Records from a collection of figures:
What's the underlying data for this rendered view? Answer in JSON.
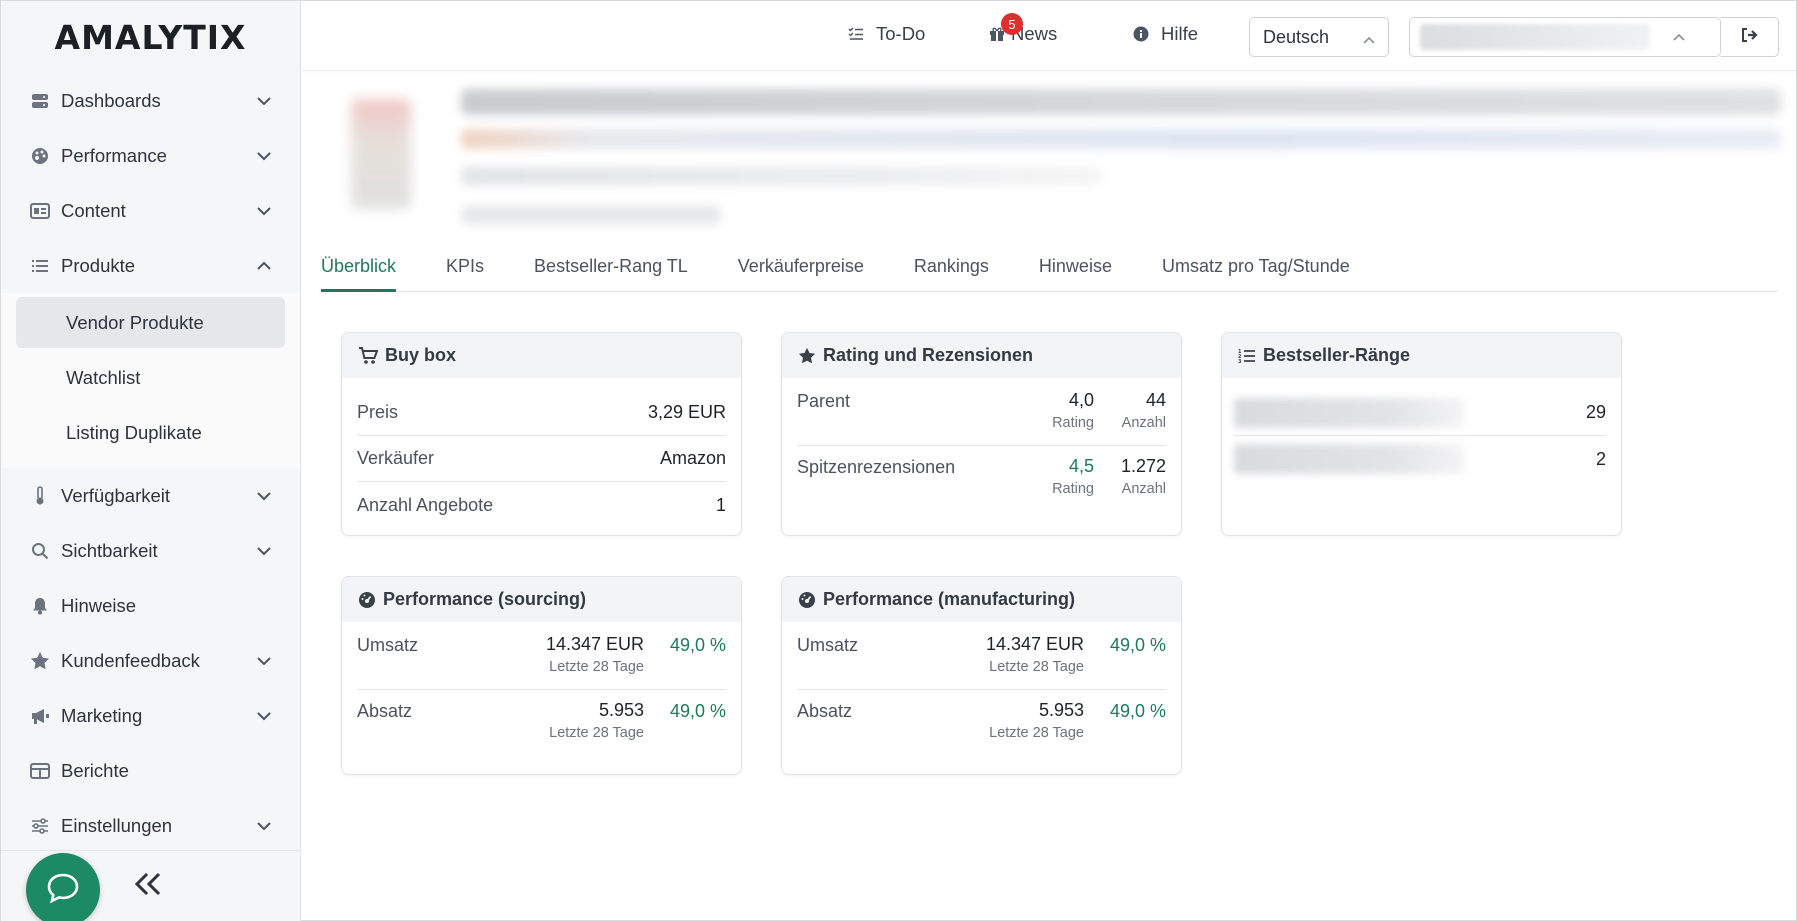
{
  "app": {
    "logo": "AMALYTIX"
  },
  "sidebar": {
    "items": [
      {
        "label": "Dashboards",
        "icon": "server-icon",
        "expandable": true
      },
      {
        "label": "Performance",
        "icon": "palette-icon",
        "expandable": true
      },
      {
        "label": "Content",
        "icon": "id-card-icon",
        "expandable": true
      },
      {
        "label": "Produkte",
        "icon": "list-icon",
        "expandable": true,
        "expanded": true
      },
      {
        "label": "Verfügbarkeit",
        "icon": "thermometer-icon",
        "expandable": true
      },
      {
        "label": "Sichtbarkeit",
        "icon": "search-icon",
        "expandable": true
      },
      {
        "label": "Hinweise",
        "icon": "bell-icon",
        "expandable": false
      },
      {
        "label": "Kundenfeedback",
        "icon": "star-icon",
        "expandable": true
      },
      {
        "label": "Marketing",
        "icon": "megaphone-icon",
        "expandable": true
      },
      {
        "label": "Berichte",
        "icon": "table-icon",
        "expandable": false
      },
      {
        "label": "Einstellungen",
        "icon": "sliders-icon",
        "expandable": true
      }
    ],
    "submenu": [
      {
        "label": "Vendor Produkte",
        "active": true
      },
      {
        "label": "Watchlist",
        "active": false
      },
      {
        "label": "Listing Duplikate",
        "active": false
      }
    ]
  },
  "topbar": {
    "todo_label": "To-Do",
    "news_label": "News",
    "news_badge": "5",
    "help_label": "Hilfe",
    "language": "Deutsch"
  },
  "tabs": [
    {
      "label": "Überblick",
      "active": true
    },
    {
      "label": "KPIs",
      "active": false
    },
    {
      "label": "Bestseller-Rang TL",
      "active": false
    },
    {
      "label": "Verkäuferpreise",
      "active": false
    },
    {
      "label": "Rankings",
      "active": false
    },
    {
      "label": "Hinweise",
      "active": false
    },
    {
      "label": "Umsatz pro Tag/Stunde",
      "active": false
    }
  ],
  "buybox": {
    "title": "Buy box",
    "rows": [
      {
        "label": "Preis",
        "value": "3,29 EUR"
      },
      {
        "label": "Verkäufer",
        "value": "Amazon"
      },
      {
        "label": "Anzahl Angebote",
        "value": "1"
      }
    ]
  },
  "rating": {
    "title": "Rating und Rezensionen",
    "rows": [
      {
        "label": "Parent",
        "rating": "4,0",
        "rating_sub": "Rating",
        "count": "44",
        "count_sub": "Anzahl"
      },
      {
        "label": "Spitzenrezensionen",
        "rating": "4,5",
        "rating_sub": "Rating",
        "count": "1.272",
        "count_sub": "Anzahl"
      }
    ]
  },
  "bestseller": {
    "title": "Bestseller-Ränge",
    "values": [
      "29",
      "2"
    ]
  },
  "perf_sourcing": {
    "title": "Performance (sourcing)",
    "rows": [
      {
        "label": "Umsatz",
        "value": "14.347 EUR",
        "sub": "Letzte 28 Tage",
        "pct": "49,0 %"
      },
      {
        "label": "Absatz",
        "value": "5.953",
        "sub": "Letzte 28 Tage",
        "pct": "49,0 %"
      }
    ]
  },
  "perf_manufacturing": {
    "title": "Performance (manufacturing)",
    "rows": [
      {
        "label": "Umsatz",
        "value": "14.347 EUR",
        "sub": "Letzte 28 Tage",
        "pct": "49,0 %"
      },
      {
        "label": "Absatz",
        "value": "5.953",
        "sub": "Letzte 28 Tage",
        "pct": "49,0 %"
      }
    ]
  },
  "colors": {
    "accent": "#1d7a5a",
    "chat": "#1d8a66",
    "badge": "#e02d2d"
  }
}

■ TASK GOAL
Reproduce the material in its entirety and word for word, without the pictures.

■ SOLUTION TO THE PROBLEM
What's the underlying data for this rendered view? Answer in JSON.
{
  "app": {
    "logo": "AMALYTIX"
  },
  "sidebar": {
    "items": [
      {
        "label": "Dashboards",
        "icon": "server-icon",
        "expandable": true
      },
      {
        "label": "Performance",
        "icon": "palette-icon",
        "expandable": true
      },
      {
        "label": "Content",
        "icon": "id-card-icon",
        "expandable": true
      },
      {
        "label": "Produkte",
        "icon": "list-icon",
        "expandable": true,
        "expanded": true
      },
      {
        "label": "Verfügbarkeit",
        "icon": "thermometer-icon",
        "expandable": true
      },
      {
        "label": "Sichtbarkeit",
        "icon": "search-icon",
        "expandable": true
      },
      {
        "label": "Hinweise",
        "icon": "bell-icon",
        "expandable": false
      },
      {
        "label": "Kundenfeedback",
        "icon": "star-icon",
        "expandable": true
      },
      {
        "label": "Marketing",
        "icon": "megaphone-icon",
        "expandable": true
      },
      {
        "label": "Berichte",
        "icon": "table-icon",
        "expandable": false
      },
      {
        "label": "Einstellungen",
        "icon": "sliders-icon",
        "expandable": true
      }
    ],
    "submenu": [
      {
        "label": "Vendor Produkte",
        "active": true
      },
      {
        "label": "Watchlist",
        "active": false
      },
      {
        "label": "Listing Duplikate",
        "active": false
      }
    ]
  },
  "topbar": {
    "todo_label": "To-Do",
    "news_label": "News",
    "news_badge": "5",
    "help_label": "Hilfe",
    "language": "Deutsch"
  },
  "tabs": [
    {
      "label": "Überblick",
      "active": true
    },
    {
      "label": "KPIs",
      "active": false
    },
    {
      "label": "Bestseller-Rang TL",
      "active": false
    },
    {
      "label": "Verkäuferpreise",
      "active": false
    },
    {
      "label": "Rankings",
      "active": false
    },
    {
      "label": "Hinweise",
      "active": false
    },
    {
      "label": "Umsatz pro Tag/Stunde",
      "active": false
    }
  ],
  "buybox": {
    "title": "Buy box",
    "rows": [
      {
        "label": "Preis",
        "value": "3,29 EUR"
      },
      {
        "label": "Verkäufer",
        "value": "Amazon"
      },
      {
        "label": "Anzahl Angebote",
        "value": "1"
      }
    ]
  },
  "rating": {
    "title": "Rating und Rezensionen",
    "rows": [
      {
        "label": "Parent",
        "rating": "4,0",
        "rating_sub": "Rating",
        "count": "44",
        "count_sub": "Anzahl"
      },
      {
        "label": "Spitzenrezensionen",
        "rating": "4,5",
        "rating_sub": "Rating",
        "count": "1.272",
        "count_sub": "Anzahl"
      }
    ]
  },
  "bestseller": {
    "title": "Bestseller-Ränge",
    "values": [
      "29",
      "2"
    ]
  },
  "perf_sourcing": {
    "title": "Performance (sourcing)",
    "rows": [
      {
        "label": "Umsatz",
        "value": "14.347 EUR",
        "sub": "Letzte 28 Tage",
        "pct": "49,0 %"
      },
      {
        "label": "Absatz",
        "value": "5.953",
        "sub": "Letzte 28 Tage",
        "pct": "49,0 %"
      }
    ]
  },
  "perf_manufacturing": {
    "title": "Performance (manufacturing)",
    "rows": [
      {
        "label": "Umsatz",
        "value": "14.347 EUR",
        "sub": "Letzte 28 Tage",
        "pct": "49,0 %"
      },
      {
        "label": "Absatz",
        "value": "5.953",
        "sub": "Letzte 28 Tage",
        "pct": "49,0 %"
      }
    ]
  },
  "colors": {
    "accent": "#1d7a5a",
    "chat": "#1d8a66",
    "badge": "#e02d2d"
  }
}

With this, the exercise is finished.